WHAT IS EXPECTED ::
Nothing in the records may be altered. Repeat them in full.

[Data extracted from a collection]

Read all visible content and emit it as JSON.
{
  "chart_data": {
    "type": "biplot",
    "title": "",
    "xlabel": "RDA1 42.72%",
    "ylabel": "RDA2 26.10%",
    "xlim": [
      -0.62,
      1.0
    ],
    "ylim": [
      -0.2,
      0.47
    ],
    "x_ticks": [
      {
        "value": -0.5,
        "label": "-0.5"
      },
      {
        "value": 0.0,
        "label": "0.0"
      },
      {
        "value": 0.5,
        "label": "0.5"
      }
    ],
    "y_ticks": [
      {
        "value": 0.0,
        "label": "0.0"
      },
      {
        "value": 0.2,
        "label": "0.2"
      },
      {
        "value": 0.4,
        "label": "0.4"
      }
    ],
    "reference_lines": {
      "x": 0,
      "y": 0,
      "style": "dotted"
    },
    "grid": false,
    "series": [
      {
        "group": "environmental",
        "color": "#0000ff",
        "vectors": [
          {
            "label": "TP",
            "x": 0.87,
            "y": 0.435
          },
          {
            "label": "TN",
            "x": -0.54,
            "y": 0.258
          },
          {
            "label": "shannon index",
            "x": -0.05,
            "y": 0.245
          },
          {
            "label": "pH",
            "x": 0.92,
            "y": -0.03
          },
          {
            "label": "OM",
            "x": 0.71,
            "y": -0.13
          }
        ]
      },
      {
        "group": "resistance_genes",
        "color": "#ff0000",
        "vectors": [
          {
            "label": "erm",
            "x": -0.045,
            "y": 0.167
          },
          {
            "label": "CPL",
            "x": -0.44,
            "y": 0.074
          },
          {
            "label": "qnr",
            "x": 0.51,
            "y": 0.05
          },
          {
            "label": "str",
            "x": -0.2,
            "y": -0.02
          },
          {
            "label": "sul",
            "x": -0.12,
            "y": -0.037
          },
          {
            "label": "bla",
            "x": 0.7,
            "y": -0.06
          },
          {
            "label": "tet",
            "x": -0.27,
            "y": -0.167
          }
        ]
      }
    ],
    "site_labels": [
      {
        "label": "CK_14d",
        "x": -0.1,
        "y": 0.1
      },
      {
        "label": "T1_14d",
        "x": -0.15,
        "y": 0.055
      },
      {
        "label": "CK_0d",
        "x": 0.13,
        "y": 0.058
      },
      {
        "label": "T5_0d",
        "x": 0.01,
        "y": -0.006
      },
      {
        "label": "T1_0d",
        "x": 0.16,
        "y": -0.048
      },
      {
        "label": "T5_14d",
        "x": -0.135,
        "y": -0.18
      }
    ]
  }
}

WRITTEN RESPONSE ::
Read all visible content and emit it as JSON.
{
  "chart_data": {
    "type": "biplot",
    "title": "",
    "xlabel": "RDA1 42.72%",
    "ylabel": "RDA2 26.10%",
    "xlim": [
      -0.62,
      1.0
    ],
    "ylim": [
      -0.2,
      0.47
    ],
    "x_ticks": [
      {
        "value": -0.5,
        "label": "-0.5"
      },
      {
        "value": 0.0,
        "label": "0.0"
      },
      {
        "value": 0.5,
        "label": "0.5"
      }
    ],
    "y_ticks": [
      {
        "value": 0.0,
        "label": "0.0"
      },
      {
        "value": 0.2,
        "label": "0.2"
      },
      {
        "value": 0.4,
        "label": "0.4"
      }
    ],
    "reference_lines": {
      "x": 0,
      "y": 0,
      "style": "dotted"
    },
    "grid": false,
    "series": [
      {
        "group": "environmental",
        "color": "#0000ff",
        "vectors": [
          {
            "label": "TP",
            "x": 0.87,
            "y": 0.435
          },
          {
            "label": "TN",
            "x": -0.54,
            "y": 0.258
          },
          {
            "label": "shannon index",
            "x": -0.05,
            "y": 0.245
          },
          {
            "label": "pH",
            "x": 0.92,
            "y": -0.03
          },
          {
            "label": "OM",
            "x": 0.71,
            "y": -0.13
          }
        ]
      },
      {
        "group": "resistance_genes",
        "color": "#ff0000",
        "vectors": [
          {
            "label": "erm",
            "x": -0.045,
            "y": 0.167
          },
          {
            "label": "CPL",
            "x": -0.44,
            "y": 0.074
          },
          {
            "label": "qnr",
            "x": 0.51,
            "y": 0.05
          },
          {
            "label": "str",
            "x": -0.2,
            "y": -0.02
          },
          {
            "label": "sul",
            "x": -0.12,
            "y": -0.037
          },
          {
            "label": "bla",
            "x": 0.7,
            "y": -0.06
          },
          {
            "label": "tet",
            "x": -0.27,
            "y": -0.167
          }
        ]
      }
    ],
    "site_labels": [
      {
        "label": "CK_14d",
        "x": -0.1,
        "y": 0.1
      },
      {
        "label": "T1_14d",
        "x": -0.15,
        "y": 0.055
      },
      {
        "label": "CK_0d",
        "x": 0.13,
        "y": 0.058
      },
      {
        "label": "T5_0d",
        "x": 0.01,
        "y": -0.006
      },
      {
        "label": "T1_0d",
        "x": 0.16,
        "y": -0.048
      },
      {
        "label": "T5_14d",
        "x": -0.135,
        "y": -0.18
      }
    ]
  }
}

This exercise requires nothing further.